• _Dataset entries_
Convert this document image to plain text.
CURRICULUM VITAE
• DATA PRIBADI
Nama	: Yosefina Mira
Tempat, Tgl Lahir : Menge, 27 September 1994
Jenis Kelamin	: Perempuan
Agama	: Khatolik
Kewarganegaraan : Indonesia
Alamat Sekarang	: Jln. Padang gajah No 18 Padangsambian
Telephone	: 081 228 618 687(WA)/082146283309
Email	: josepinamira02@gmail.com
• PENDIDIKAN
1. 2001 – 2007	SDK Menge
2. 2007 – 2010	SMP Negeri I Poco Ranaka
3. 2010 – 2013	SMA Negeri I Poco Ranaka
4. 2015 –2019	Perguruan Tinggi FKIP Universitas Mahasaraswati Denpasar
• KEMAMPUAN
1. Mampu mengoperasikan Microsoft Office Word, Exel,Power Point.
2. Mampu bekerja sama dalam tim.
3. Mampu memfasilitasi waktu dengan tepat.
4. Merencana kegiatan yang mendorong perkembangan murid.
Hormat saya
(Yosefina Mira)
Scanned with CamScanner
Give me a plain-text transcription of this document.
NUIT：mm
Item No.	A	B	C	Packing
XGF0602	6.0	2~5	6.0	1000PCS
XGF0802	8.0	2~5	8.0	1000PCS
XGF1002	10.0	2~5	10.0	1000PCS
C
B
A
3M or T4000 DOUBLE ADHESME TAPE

• _Instruction_
Reproduce each line of the material above precisely.

• _Task output_
Convert this document image to plain text.
CURRICULUM VITAE
• DATA PRIBADI
Nama	: Yosefina Mira
Tempat, Tgl Lahir : Menge, 27 September 1994
Jenis Kelamin	: Perempuan
Agama	: Khatolik
Kewarganegaraan : Indonesia
Alamat Sekarang	: Jln. Padang gajah No 18 Padangsambian
Telephone	: 081 228 618 687(WA)/082146283309
Email	: josepinamira02@gmail.com
• PENDIDIKAN
1. 2001 – 2007	SDK Menge
2. 2007 – 2010	SMP Negeri I Poco Ranaka
3. 2010 – 2013	SMA Negeri I Poco Ranaka
4. 2015 –2019	Perguruan Tinggi FKIP Universitas Mahasaraswati Denpasar
• KEMAMPUAN
1. Mampu mengoperasikan Microsoft Office Word, Exel,Power Point.
2. Mampu bekerja sama dalam tim.
3. Mampu memfasilitasi waktu dengan tepat.
4. Merencana kegiatan yang mendorong perkembangan murid.
Hormat saya
(Yosefina Mira)
Scanned with CamScanner
Give me a plain-text transcription of this document.
NUIT：mm
Item No.	A	B	C	Packing
XGF0602	6.0	2~5	6.0	1000PCS
XGF0802	8.0	2~5	8.0	1000PCS
XGF1002	10.0	2~5	10.0	1000PCS
C
B
A
3M or T4000 DOUBLE ADHESME TAPE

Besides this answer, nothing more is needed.